● WRITTEN TASK
Identify the lines holding "NIKKEI" and copy them.

● SUPPLIED RECORDS

• • •

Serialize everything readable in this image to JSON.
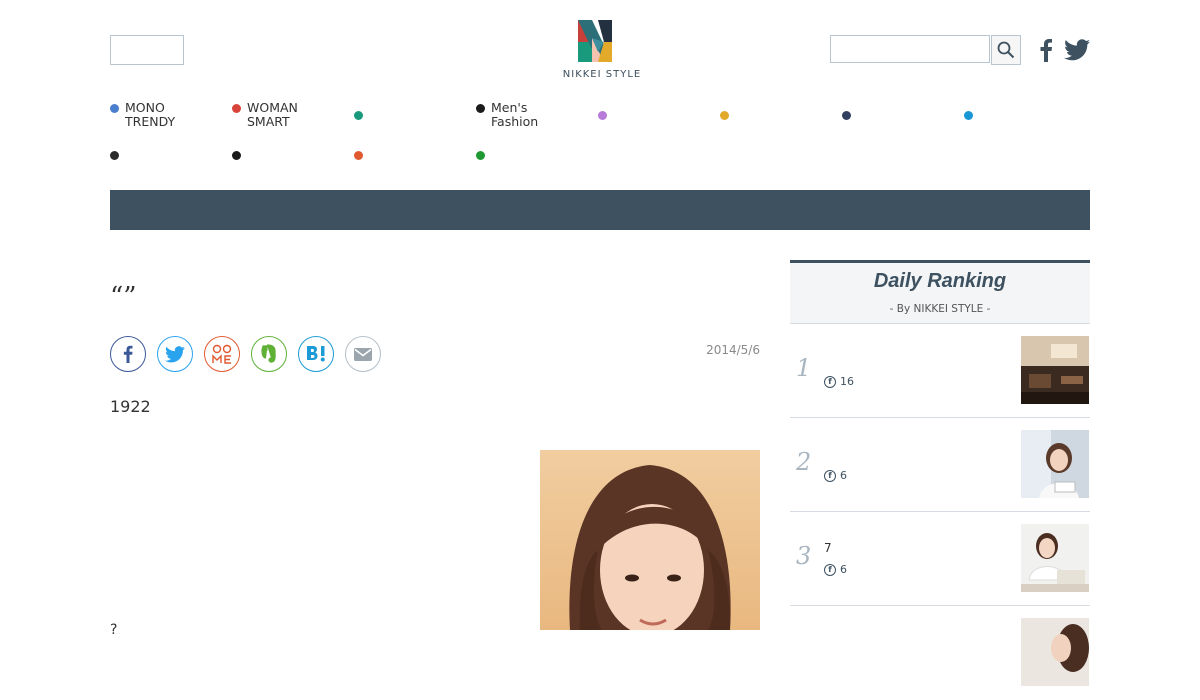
{
  "header": {
    "logo_text": "NIKKEI STYLE",
    "search": {
      "placeholder": ""
    }
  },
  "categories": [
    {
      "label": "MONO\nTRENDY",
      "color": "#4a7fcf"
    },
    {
      "label": "WOMAN\nSMART",
      "color": "#d9443a"
    },
    {
      "label": "",
      "color": "#1a9a7c"
    },
    {
      "label": "Men's\nFashion",
      "color": "#1b1b1b"
    },
    {
      "label": "",
      "color": "#b77ad9"
    },
    {
      "label": "",
      "color": "#e2a92a"
    },
    {
      "label": "",
      "color": "#334060"
    },
    {
      "label": "",
      "color": "#1996d6"
    },
    {
      "label": "",
      "color": "#2b2b2b"
    },
    {
      "label": "",
      "color": "#1b1b1b"
    },
    {
      "label": "",
      "color": "#e0592f"
    },
    {
      "label": "",
      "color": "#1f9a33"
    }
  ],
  "article": {
    "title": "“”",
    "date": "2014/5/6",
    "lead": "1922",
    "trailing_text": "?"
  },
  "share_buttons": [
    {
      "name": "facebook-share-icon",
      "color": "#3b5998"
    },
    {
      "name": "twitter-share-icon",
      "color": "#2aa3ef"
    },
    {
      "name": "comemo-share-icon",
      "color": "#e0592f"
    },
    {
      "name": "evernote-share-icon",
      "color": "#5fb135"
    },
    {
      "name": "hatena-bookmark-icon",
      "color": "#1d9bd7"
    },
    {
      "name": "mail-share-icon",
      "color": "#9aa5ad"
    }
  ],
  "ranking": {
    "title": "Daily Ranking",
    "subtitle": "- By NIKKEI STYLE -",
    "items": [
      {
        "rank": "1",
        "text": "",
        "fb_count": "16"
      },
      {
        "rank": "2",
        "text": "",
        "fb_count": "6"
      },
      {
        "rank": "3",
        "text": "7",
        "fb_count": "6"
      }
    ]
  }
}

• • •

● EXERCISE RESULT
    "logo_text": "NIKKEI STYLE",
    "subtitle": "- By NIKKEI STYLE -",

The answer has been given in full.